**EXERCISE DESCRIPTION**:
Quote the data word for word, from its first line up to and including the line with "Text: Assemble the".

**EXCERPTED DATA**:
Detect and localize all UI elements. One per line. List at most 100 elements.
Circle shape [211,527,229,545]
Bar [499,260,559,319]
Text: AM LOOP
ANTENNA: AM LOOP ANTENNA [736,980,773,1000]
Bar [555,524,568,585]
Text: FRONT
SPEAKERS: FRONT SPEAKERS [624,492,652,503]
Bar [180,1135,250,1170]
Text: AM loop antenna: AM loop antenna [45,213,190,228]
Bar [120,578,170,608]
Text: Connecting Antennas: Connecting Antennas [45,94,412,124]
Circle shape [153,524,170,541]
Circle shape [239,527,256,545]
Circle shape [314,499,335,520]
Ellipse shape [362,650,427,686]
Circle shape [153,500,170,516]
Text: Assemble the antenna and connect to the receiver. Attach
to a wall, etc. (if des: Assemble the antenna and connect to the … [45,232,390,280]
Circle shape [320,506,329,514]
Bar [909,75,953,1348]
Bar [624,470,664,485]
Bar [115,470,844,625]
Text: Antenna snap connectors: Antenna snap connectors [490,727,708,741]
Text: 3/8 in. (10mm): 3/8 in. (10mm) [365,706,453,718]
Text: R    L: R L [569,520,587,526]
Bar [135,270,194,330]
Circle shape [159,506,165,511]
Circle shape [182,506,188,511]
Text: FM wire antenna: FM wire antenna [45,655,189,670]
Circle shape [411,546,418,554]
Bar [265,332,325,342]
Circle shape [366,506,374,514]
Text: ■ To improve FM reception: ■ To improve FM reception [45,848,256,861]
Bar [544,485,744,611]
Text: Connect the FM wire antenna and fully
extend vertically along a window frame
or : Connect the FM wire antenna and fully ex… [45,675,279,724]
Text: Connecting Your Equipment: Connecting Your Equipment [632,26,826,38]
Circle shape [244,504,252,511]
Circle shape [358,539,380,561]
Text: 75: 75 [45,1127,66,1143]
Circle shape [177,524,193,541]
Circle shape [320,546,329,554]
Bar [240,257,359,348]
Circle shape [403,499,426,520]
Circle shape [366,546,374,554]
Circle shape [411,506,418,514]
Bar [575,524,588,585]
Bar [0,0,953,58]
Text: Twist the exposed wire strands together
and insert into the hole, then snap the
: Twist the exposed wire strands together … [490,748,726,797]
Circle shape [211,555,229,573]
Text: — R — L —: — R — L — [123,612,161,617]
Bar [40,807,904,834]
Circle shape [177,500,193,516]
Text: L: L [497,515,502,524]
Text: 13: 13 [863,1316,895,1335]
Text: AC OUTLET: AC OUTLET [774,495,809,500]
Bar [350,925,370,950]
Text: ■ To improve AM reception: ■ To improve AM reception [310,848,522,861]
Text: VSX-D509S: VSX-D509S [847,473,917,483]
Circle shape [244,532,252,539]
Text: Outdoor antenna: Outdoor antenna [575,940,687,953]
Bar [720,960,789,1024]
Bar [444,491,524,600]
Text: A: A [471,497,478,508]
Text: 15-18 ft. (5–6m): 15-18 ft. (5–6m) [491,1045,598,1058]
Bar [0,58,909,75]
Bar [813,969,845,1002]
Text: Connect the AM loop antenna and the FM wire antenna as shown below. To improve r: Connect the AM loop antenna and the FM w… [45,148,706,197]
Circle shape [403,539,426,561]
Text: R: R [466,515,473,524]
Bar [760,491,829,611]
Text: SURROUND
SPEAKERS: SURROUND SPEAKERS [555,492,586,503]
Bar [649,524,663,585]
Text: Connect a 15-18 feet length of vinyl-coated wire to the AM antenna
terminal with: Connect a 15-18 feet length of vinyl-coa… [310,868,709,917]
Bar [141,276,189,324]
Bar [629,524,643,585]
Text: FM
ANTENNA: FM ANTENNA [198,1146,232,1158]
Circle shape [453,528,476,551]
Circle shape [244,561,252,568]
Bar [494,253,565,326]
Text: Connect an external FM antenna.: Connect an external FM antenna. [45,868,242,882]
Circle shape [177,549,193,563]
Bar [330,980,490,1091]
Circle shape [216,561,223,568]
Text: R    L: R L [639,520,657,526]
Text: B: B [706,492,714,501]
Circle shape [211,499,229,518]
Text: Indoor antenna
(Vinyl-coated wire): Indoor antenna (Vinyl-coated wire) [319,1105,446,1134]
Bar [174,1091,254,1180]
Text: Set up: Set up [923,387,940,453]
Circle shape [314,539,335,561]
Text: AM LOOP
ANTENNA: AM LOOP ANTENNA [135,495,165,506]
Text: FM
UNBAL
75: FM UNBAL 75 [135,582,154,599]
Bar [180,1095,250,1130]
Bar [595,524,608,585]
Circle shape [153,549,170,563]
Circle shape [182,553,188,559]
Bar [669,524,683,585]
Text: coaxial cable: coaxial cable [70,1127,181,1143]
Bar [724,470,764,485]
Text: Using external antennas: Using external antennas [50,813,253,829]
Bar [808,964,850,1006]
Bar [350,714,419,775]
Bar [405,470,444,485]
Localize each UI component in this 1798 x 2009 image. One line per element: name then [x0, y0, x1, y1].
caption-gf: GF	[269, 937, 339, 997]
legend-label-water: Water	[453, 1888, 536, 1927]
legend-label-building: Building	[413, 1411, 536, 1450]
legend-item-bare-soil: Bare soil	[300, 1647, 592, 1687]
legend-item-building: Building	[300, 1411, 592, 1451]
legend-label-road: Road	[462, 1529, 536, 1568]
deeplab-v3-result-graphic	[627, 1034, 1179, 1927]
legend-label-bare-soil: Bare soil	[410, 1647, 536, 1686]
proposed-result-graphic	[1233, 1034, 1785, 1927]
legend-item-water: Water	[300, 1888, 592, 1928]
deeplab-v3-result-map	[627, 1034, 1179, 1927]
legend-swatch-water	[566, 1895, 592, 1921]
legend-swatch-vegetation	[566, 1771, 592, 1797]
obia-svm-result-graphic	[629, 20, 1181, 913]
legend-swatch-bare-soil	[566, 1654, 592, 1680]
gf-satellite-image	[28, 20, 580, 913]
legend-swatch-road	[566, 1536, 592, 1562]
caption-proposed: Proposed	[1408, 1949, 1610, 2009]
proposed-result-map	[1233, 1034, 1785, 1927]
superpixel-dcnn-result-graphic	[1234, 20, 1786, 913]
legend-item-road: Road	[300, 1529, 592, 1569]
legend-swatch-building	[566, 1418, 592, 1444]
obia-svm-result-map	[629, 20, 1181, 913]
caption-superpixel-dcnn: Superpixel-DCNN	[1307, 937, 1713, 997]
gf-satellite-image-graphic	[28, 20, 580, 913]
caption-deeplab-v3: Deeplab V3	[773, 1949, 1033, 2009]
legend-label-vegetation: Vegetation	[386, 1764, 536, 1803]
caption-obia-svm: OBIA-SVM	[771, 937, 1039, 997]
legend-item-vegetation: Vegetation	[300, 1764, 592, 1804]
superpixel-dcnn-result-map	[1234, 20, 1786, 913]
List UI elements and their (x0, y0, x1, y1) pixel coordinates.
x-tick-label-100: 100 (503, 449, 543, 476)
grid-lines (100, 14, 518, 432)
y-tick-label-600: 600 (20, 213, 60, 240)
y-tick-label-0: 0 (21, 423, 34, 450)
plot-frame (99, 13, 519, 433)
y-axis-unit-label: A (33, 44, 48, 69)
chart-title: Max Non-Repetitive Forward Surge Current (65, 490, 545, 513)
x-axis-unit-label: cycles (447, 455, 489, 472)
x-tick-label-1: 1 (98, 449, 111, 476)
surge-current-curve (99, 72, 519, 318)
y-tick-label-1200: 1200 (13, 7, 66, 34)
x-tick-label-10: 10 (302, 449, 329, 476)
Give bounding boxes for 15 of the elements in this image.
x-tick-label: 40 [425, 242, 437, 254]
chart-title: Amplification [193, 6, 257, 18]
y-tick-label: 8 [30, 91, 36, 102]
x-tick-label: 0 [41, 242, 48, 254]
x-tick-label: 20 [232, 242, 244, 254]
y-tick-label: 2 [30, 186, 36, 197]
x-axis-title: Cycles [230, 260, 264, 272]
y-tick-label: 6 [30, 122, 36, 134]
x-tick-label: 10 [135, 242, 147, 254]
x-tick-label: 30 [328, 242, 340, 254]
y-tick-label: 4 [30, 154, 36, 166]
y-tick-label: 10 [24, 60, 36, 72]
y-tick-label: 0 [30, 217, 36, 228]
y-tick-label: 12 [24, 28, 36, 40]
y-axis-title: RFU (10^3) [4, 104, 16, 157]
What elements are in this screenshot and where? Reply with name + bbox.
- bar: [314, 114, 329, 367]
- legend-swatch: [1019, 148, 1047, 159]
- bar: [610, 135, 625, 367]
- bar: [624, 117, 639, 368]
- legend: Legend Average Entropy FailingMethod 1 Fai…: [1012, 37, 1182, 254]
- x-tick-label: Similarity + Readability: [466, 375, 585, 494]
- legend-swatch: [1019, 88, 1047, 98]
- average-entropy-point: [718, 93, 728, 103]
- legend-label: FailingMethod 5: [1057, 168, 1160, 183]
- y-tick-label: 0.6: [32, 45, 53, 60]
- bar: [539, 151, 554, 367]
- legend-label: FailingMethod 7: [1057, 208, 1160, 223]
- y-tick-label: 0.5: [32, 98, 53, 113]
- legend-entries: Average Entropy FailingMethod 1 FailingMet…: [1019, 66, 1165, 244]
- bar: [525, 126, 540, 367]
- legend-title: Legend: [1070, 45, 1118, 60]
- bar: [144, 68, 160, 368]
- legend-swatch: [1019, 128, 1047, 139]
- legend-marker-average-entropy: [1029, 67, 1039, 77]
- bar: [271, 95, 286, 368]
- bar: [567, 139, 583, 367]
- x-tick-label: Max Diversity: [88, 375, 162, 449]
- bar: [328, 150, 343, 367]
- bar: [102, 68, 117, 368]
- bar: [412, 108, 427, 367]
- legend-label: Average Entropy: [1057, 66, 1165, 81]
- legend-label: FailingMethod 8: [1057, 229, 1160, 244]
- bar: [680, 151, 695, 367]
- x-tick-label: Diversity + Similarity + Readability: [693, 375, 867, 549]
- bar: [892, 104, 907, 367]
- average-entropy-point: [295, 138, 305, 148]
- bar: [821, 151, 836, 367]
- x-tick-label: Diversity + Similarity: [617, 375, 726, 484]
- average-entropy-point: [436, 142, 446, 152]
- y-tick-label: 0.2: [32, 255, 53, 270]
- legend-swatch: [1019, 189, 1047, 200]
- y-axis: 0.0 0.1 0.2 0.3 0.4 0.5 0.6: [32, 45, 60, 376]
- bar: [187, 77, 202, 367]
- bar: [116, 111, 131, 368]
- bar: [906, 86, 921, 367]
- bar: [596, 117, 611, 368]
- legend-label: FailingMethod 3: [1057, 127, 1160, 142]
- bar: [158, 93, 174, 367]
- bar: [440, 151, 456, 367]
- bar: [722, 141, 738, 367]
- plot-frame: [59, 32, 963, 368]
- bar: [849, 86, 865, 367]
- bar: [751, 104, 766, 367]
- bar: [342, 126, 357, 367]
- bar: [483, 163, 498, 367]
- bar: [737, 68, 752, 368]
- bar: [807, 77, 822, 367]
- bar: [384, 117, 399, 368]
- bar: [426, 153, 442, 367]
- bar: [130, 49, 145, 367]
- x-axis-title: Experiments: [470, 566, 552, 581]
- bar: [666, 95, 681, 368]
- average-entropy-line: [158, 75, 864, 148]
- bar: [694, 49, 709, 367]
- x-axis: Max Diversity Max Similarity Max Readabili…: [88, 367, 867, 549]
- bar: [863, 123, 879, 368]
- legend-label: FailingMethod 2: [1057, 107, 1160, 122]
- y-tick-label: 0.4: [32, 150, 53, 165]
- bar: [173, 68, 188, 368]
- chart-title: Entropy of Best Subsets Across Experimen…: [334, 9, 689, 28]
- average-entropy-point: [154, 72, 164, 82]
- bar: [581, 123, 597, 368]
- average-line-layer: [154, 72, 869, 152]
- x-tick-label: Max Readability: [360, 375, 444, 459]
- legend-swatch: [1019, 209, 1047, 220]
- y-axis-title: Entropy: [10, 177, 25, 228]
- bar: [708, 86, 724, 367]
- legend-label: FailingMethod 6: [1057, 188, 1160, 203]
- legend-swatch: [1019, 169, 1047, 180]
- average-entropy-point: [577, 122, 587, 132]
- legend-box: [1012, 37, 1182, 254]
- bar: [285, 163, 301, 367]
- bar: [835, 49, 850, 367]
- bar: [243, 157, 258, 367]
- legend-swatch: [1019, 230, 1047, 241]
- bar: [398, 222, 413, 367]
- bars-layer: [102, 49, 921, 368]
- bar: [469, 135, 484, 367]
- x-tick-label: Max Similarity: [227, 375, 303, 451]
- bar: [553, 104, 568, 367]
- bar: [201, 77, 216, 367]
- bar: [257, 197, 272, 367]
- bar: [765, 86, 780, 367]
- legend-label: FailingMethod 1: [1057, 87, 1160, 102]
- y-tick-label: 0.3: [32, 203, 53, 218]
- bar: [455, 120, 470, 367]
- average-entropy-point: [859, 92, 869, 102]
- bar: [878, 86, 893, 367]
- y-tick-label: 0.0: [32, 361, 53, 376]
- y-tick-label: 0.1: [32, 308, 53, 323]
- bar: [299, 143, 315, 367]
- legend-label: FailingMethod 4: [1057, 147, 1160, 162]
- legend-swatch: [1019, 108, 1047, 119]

**EXERCISE RESPONSE**:
Detect and localize all UI elements. One per line. List at most 100 elements.
Circle shape [211,527,229,545]
Bar [499,260,559,319]
Text: AM LOOP
ANTENNA: AM LOOP ANTENNA [736,980,773,1000]
Bar [555,524,568,585]
Text: FRONT
SPEAKERS: FRONT SPEAKERS [624,492,652,503]
Bar [180,1135,250,1170]
Text: AM loop antenna: AM loop antenna [45,213,190,228]
Bar [120,578,170,608]
Text: Connecting Antennas: Connecting Antennas [45,94,412,124]
Circle shape [153,524,170,541]
Circle shape [239,527,256,545]
Circle shape [314,499,335,520]
Ellipse shape [362,650,427,686]
Circle shape [153,500,170,516]
Text: Assemble the antenna and connect to the receiver. Attach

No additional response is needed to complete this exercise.